─── SUPPLIED INFORMATION

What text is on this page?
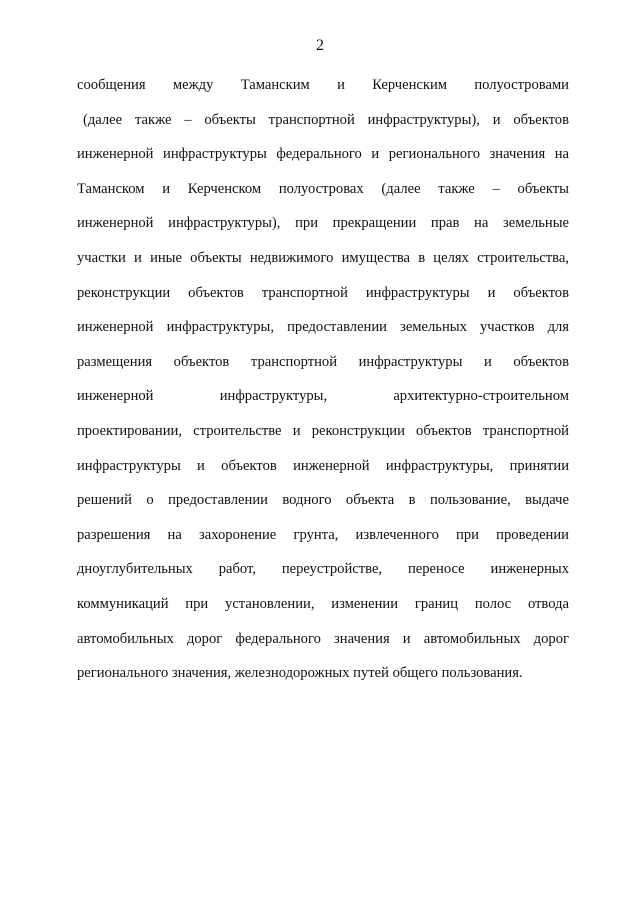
2
сообщения между Таманским и Керченским полуостровами
(далее также – объекты транспортной инфраструктуры), и объектов
инженерной инфраструктуры федерального и регионального значения на
Таманском и Керченском полуостровах (далее также – объекты
инженерной инфраструктуры), при прекращении прав на земельные
участки и иные объекты недвижимого имущества в целях строительства,
реконструкции объектов транспортной инфраструктуры и объектов
инженерной инфраструктуры, предоставлении земельных участков для
размещения объектов транспортной инфраструктуры и объектов
инженерной инфраструктуры, архитектурно-строительном
проектировании, строительстве и реконструкции объектов транспортной
инфраструктуры и объектов инженерной инфраструктуры, принятии
решений о предоставлении водного объекта в пользование, выдаче
разрешения на захоронение грунта, извлеченного при проведении
дноуглубительных работ, переустройстве, переносе инженерных
коммуникаций при установлении, изменении границ полос отвода
автомобильных дорог федерального значения и автомобильных дорог
регионального значения, железнодорожных путей общего пользования.
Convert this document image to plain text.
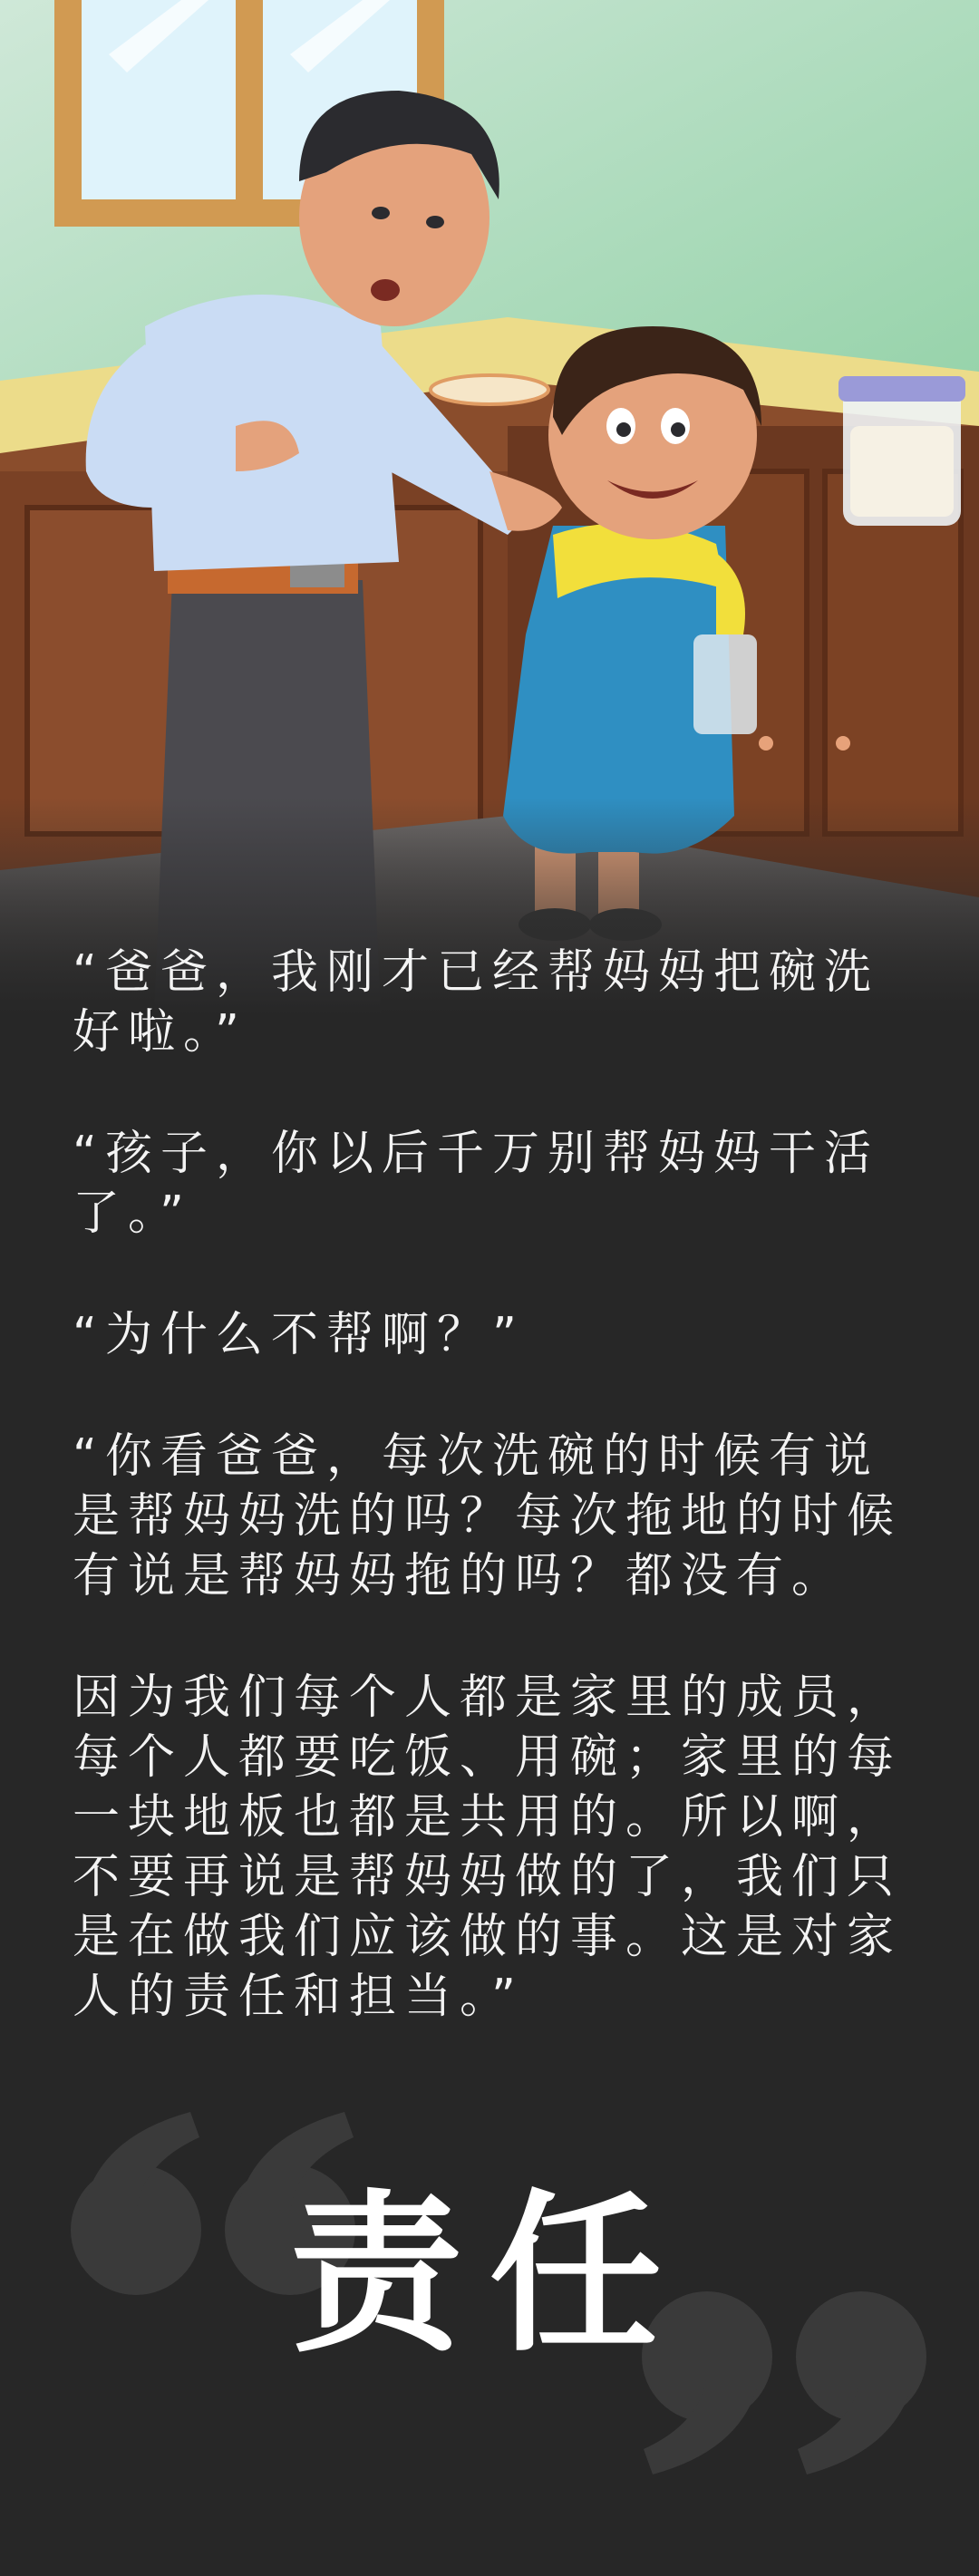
“爸爸，我刚才已经帮妈妈把碗洗好啦。”

“孩子，你以后千万别帮妈妈干活了。”

“为什么不帮啊？”

“你看爸爸，每次洗碗的时候有说是帮妈妈洗的吗？每次拖地的时候有说是帮妈妈拖的吗？都没有。

因为我们每个人都是家里的成员，每个人都要吃饭、用碗；家里的每一块地板也都是共用的。所以啊，不要再说是帮妈妈做的了，我们只是在做我们应该做的事。这是对家人的责任和担当。”

责任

──────

Repeat the records above verbatim, with no pictures in the result.

What text is on this page?
2
сообщения между Таманским и Керченским полуостровами
(далее также – объекты транспортной инфраструктуры), и объектов
инженерной инфраструктуры федерального и регионального значения на
Таманском и Керченском полуостровах (далее также – объекты
инженерной инфраструктуры), при прекращении прав на земельные
участки и иные объекты недвижимого имущества в целях строительства,
реконструкции объектов транспортной инфраструктуры и объектов
инженерной инфраструктуры, предоставлении земельных участков для
размещения объектов транспортной инфраструктуры и объектов
инженерной инфраструктуры, архитектурно-строительном
проектировании, строительстве и реконструкции объектов транспортной
инфраструктуры и объектов инженерной инфраструктуры, принятии
решений о предоставлении водного объекта в пользование, выдаче
разрешения на захоронение грунта, извлеченного при проведении
дноуглубительных работ, переустройстве, переносе инженерных
коммуникаций при установлении, изменении границ полос отвода
автомобильных дорог федерального значения и автомобильных дорог
регионального значения, железнодорожных путей общего пользования.
Convert this document image to plain text.
“爸爸，我刚才已经帮妈妈把碗洗好啦。”

“孩子，你以后千万别帮妈妈干活了。”

“为什么不帮啊？”

“你看爸爸，每次洗碗的时候有说是帮妈妈洗的吗？每次拖地的时候有说是帮妈妈拖的吗？都没有。

因为我们每个人都是家里的成员，每个人都要吃饭、用碗；家里的每一块地板也都是共用的。所以啊，不要再说是帮妈妈做的了，我们只是在做我们应该做的事。这是对家人的责任和担当。”

责任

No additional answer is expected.